WORK TO COMPLETE:
Each line that follows should be printed again exactly as it stands.

** BEGIN RECORDS SUPPLIED **

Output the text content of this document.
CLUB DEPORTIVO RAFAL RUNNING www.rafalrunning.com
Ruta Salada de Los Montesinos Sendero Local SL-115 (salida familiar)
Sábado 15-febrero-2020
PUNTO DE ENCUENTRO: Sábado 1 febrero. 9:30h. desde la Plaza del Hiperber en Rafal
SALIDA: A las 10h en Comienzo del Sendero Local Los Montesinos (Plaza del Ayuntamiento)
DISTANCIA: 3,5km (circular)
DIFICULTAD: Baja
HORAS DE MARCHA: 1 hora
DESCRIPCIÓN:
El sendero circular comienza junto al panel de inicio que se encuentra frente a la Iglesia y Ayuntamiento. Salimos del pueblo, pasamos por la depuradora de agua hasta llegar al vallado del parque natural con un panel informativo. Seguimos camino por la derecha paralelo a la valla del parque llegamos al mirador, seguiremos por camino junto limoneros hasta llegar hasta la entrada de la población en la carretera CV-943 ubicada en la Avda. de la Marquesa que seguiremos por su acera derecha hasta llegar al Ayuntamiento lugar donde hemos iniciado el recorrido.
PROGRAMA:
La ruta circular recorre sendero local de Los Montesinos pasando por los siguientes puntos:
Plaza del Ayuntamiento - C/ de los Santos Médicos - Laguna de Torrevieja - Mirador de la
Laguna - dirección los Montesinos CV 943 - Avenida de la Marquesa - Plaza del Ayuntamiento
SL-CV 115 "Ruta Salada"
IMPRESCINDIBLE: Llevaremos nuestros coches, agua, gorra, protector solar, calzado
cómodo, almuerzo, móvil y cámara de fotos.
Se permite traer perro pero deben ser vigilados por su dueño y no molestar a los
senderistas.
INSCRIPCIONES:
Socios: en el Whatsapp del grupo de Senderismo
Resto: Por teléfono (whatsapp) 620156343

** END RECORDS SUPPLIED **

OUTPUT FOR THIS TASK:
Output the text content of this document.
CLUB DEPORTIVO RAFAL RUNNING www.rafalrunning.com
Ruta Salada de Los Montesinos Sendero Local SL-115 (salida familiar)
Sábado 15-febrero-2020
PUNTO DE ENCUENTRO: Sábado 1 febrero. 9:30h. desde la Plaza del Hiperber en Rafal
SALIDA: A las 10h en Comienzo del Sendero Local Los Montesinos (Plaza del Ayuntamiento)
DISTANCIA: 3,5km (circular)
DIFICULTAD: Baja
HORAS DE MARCHA: 1 hora
DESCRIPCIÓN:
El sendero circular comienza junto al panel de inicio que se encuentra frente a la Iglesia y Ayuntamiento. Salimos del pueblo, pasamos por la depuradora de agua hasta llegar al vallado del parque natural con un panel informativo. Seguimos camino por la derecha paralelo a la valla del parque llegamos al mirador, seguiremos por camino junto limoneros hasta llegar hasta la entrada de la población en la carretera CV-943 ubicada en la Avda. de la Marquesa que seguiremos por su acera derecha hasta llegar al Ayuntamiento lugar donde hemos iniciado el recorrido.
PROGRAMA:
La ruta circular recorre sendero local de Los Montesinos pasando por los siguientes puntos:
Plaza del Ayuntamiento - C/ de los Santos Médicos - Laguna de Torrevieja - Mirador de la
Laguna - dirección los Montesinos CV 943 - Avenida de la Marquesa - Plaza del Ayuntamiento
SL-CV 115 "Ruta Salada"
IMPRESCINDIBLE: Llevaremos nuestros coches, agua, gorra, protector solar, calzado
cómodo, almuerzo, móvil y cámara de fotos.
Se permite traer perro pero deben ser vigilados por su dueño y no molestar a los
senderistas.
INSCRIPCIONES:
Socios: en el Whatsapp del grupo de Senderismo
Resto: Por teléfono (whatsapp) 620156343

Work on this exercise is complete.